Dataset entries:
%%

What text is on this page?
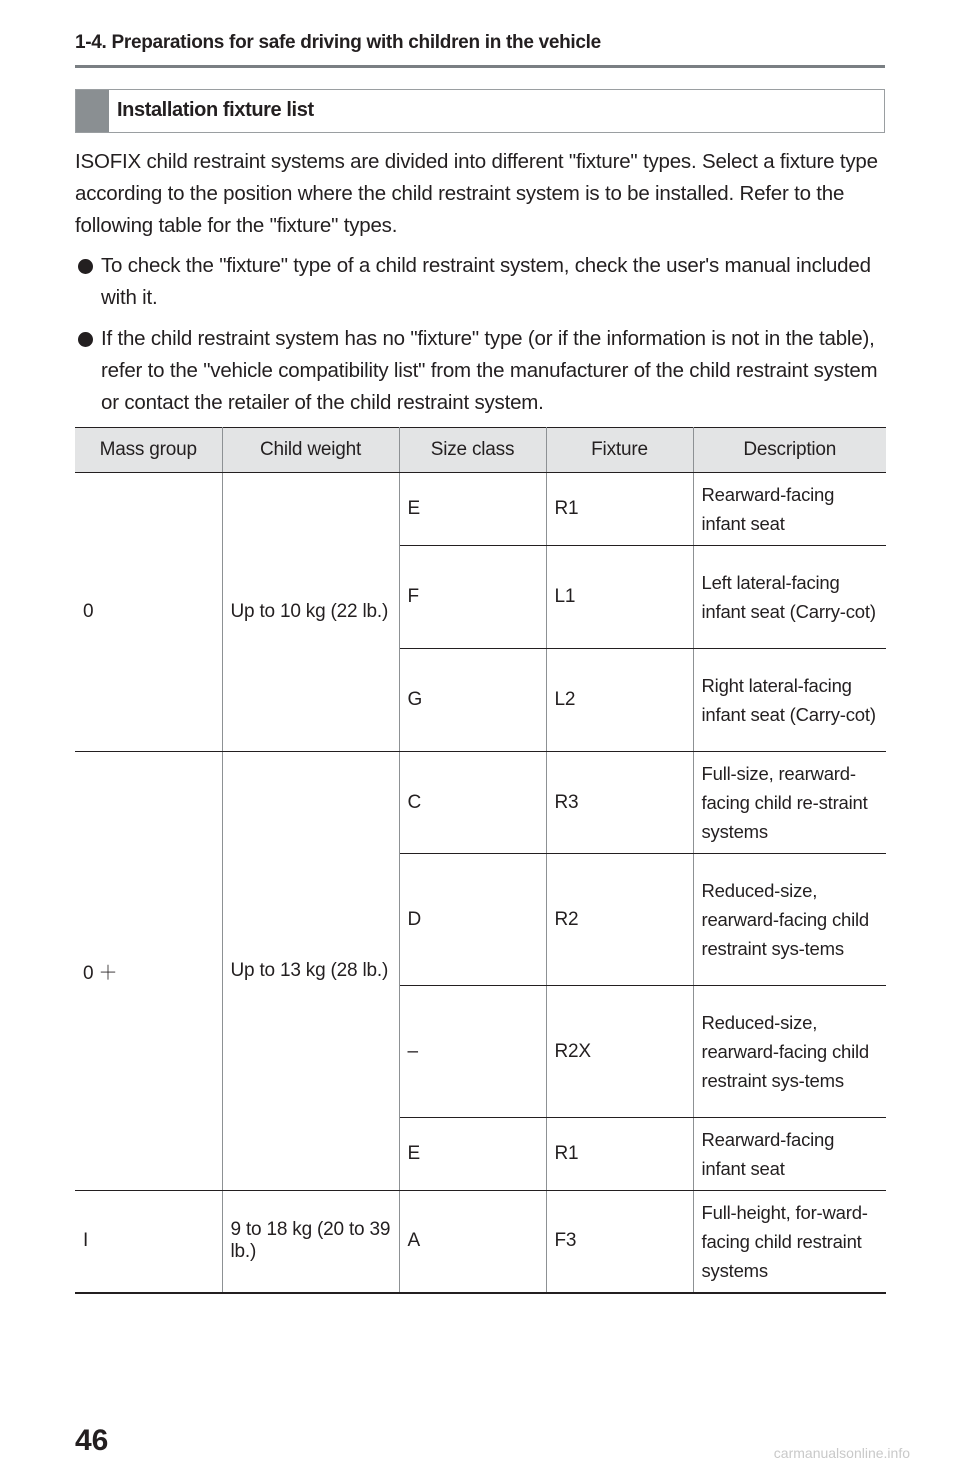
1-4. Preparations for safe driving with children in the vehicle
Installation fixture list
ISOFIX child restraint systems are divided into different "fixture" types. Select a fixture type according to the position where the child restraint system is to be installed. Refer to the following table for the "fixture" types.
To check the "fixture" type of a child restraint system, check the user's manual included with it.
If the child restraint system has no "fixture" type (or if the information is not in the table), refer to the "vehicle compatibility list" from the manufacturer of the child restraint system or contact the retailer of the child restraint system.
Mass group	Child weight	Size class	Fixture	Description
0	Up to 10 kg (22 lb.)	E	R1	Rearward-facing infant seat
		F	L1	Left lateral-facing infant seat (Carry-cot)
		G	L2	Right lateral-facing infant seat (Carry-cot)
0 ＋	Up to 13 kg (28 lb.)	C	R3	Full-size, rearward-facing child re-straint systems
		D	R2	Reduced-size, rearward-facing child restraint sys-tems
		–	R2X	Reduced-size, rearward-facing child restraint sys-tems
		E	R1	Rearward-facing infant seat
I	9 to 18 kg (20 to 39 lb.)	A	F3	Full-height, for-ward-facing child restraint systems
46	carmanualsonline.info
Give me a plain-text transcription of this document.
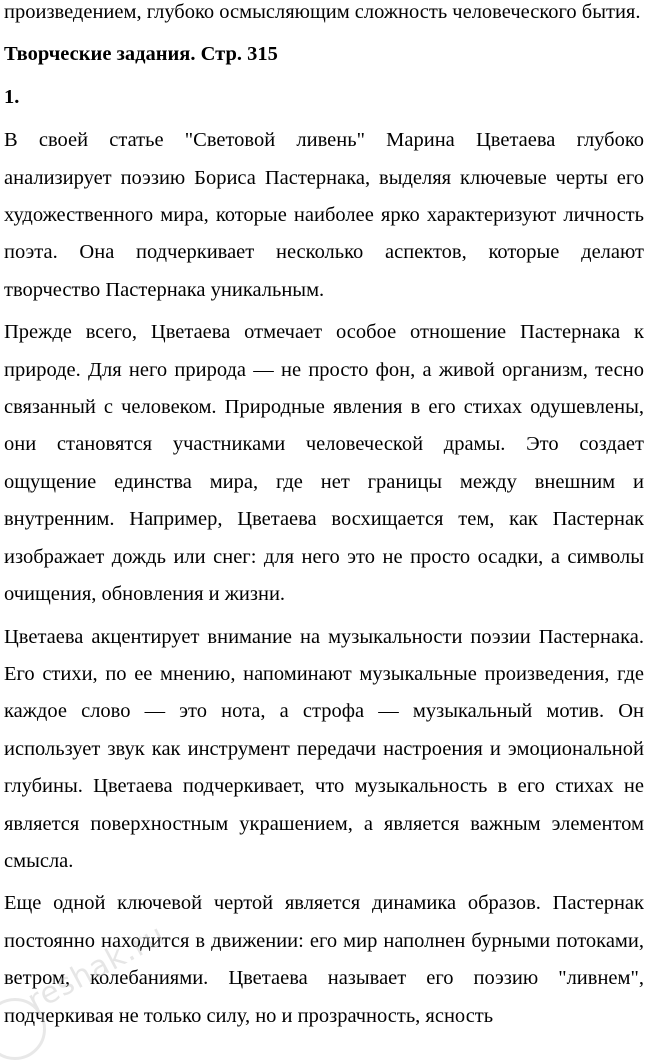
произведением, глубоко осмысляющим сложность человеческого бытия.

Творческие задания. Стр. 315

1.

В своей статье "Световой ливень" Марина Цветаева глубоко анализирует поэзию Бориса Пастернака, выделяя ключевые черты его художественного мира, которые наиболее ярко характеризуют личность поэта. Она подчеркивает несколько аспектов, которые делают творчество Пастернака уникальным.

Прежде всего, Цветаева отмечает особое отношение Пастернака к природе. Для него природа — не просто фон, а живой организм, тесно связанный с человеком. Природные явления в его стихах одушевлены, они становятся участниками человеческой драмы. Это создает ощущение единства мира, где нет границы между внешним и внутренним. Например, Цветаева восхищается тем, как Пастернак изображает дождь или снег: для него это не просто осадки, а символы очищения, обновления и жизни.

Цветаева акцентирует внимание на музыкальности поэзии Пастернака. Его стихи, по ее мнению, напоминают музыкальные произведения, где каждое слово — это нота, а строфа — музыкальный мотив. Он использует звук как инструмент передачи настроения и эмоциональной глубины. Цветаева подчеркивает, что музыкальность в его стихах не является поверхностным украшением, а является важным элементом смысла.

Еще одной ключевой чертой является динамика образов. Пастернак постоянно находится в движении: его мир наполнен бурными потоками, ветром, колебаниями. Цветаева называет его поэзию "ливнем", подчеркивая не только силу, но и прозрачность, ясность

reshak.ru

%%

Exercise: Pictures are not part of the copy; output everything else in the records exactly.

The answer:
What text is on this page?
1-4. Preparations for safe driving with children in the vehicle
Installation fixture list
ISOFIX child restraint systems are divided into different "fixture" types. Select a fixture type according to the position where the child restraint system is to be installed. Refer to the following table for the "fixture" types.
To check the "fixture" type of a child restraint system, check the user's manual included with it.
If the child restraint system has no "fixture" type (or if the information is not in the table), refer to the "vehicle compatibility list" from the manufacturer of the child restraint system or contact the retailer of the child restraint system.
Mass group	Child weight	Size class	Fixture	Description
0	Up to 10 kg (22 lb.)	E	R1	Rearward-facing infant seat
		F	L1	Left lateral-facing infant seat (Carry-cot)
		G	L2	Right lateral-facing infant seat (Carry-cot)
0 ＋	Up to 13 kg (28 lb.)	C	R3	Full-size, rearward-facing child re-straint systems
		D	R2	Reduced-size, rearward-facing child restraint sys-tems
		–	R2X	Reduced-size, rearward-facing child restraint sys-tems
		E	R1	Rearward-facing infant seat
I	9 to 18 kg (20 to 39 lb.)	A	F3	Full-height, for-ward-facing child restraint systems
46	carmanualsonline.info
Give me a plain-text transcription of this document.
произведением, глубоко осмысляющим сложность человеческого бытия.

Творческие задания. Стр. 315

1.

В своей статье "Световой ливень" Марина Цветаева глубоко анализирует поэзию Бориса Пастернака, выделяя ключевые черты его художественного мира, которые наиболее ярко характеризуют личность поэта. Она подчеркивает несколько аспектов, которые делают творчество Пастернака уникальным.

Прежде всего, Цветаева отмечает особое отношение Пастернака к природе. Для него природа — не просто фон, а живой организм, тесно связанный с человеком. Природные явления в его стихах одушевлены, они становятся участниками человеческой драмы. Это создает ощущение единства мира, где нет границы между внешним и внутренним. Например, Цветаева восхищается тем, как Пастернак изображает дождь или снег: для него это не просто осадки, а символы очищения, обновления и жизни.

Цветаева акцентирует внимание на музыкальности поэзии Пастернака. Его стихи, по ее мнению, напоминают музыкальные произведения, где каждое слово — это нота, а строфа — музыкальный мотив. Он использует звук как инструмент передачи настроения и эмоциональной глубины. Цветаева подчеркивает, что музыкальность в его стихах не является поверхностным украшением, а является важным элементом смысла.

Еще одной ключевой чертой является динамика образов. Пастернак постоянно находится в движении: его мир наполнен бурными потоками, ветром, колебаниями. Цветаева называет его поэзию "ливнем", подчеркивая не только силу, но и прозрачность, ясность

reshak.ru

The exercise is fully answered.